*EXERCISE:*
Each line containing the word "document" should be found and copied.

Records from a data source:
◇ ◇ ◇ ◇ ◇ ◇ ◇
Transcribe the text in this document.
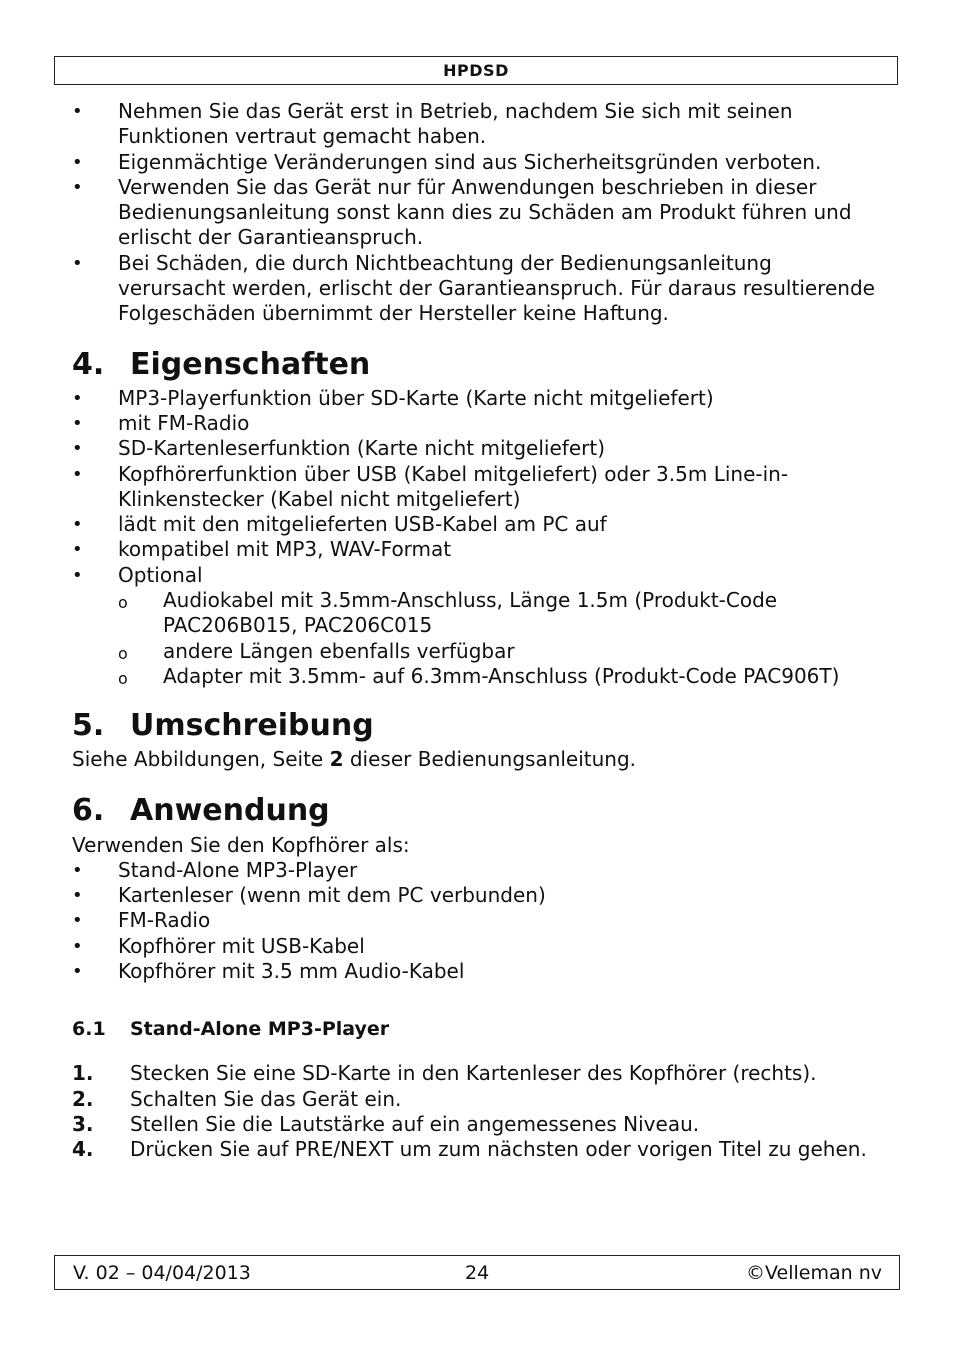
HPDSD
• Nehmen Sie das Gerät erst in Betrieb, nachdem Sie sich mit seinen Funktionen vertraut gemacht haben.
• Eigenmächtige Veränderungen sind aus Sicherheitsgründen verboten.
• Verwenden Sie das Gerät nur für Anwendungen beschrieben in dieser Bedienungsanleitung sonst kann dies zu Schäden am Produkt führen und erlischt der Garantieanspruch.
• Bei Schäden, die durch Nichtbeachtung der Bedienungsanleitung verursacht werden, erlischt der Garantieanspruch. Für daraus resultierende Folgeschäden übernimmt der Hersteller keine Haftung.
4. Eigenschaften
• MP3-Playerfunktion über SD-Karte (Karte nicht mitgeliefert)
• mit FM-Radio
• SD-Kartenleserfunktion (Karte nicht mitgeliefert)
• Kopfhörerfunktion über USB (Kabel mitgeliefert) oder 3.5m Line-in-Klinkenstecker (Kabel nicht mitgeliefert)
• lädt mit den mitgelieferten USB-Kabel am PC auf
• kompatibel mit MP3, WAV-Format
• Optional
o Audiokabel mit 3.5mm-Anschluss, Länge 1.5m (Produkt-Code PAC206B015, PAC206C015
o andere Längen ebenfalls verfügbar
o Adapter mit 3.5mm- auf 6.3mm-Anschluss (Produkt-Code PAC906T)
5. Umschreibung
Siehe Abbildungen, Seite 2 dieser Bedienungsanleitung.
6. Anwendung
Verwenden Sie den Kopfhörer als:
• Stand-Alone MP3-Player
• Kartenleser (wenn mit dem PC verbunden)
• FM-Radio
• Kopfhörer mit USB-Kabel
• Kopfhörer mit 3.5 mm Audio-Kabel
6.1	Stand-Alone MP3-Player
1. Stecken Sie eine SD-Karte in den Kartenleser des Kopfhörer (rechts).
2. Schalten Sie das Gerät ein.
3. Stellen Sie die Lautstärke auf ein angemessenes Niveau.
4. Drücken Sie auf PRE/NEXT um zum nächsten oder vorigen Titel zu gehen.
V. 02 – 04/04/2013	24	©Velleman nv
◇ ◇ ◇ ◇ ◇ ◇ ◇
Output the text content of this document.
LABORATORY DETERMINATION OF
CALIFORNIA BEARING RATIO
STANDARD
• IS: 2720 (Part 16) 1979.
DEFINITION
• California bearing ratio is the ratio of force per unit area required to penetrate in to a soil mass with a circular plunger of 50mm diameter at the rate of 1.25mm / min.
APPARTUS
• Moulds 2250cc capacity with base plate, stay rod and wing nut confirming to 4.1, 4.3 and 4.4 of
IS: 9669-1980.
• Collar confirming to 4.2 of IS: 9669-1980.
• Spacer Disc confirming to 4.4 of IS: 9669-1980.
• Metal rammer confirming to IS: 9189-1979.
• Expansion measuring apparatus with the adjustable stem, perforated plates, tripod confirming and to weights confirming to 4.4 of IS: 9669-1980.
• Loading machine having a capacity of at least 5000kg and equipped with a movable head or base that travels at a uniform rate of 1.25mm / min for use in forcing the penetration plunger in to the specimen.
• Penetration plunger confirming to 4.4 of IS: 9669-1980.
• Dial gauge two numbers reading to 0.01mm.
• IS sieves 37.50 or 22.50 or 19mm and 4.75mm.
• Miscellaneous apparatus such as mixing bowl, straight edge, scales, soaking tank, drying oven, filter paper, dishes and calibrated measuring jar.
◇ ◇ ◇ ◇ ◇ ◇ ◇
*ANSWER TO THE EXERCISE:*
Transcribe the text in this document.
Output the text content of this document.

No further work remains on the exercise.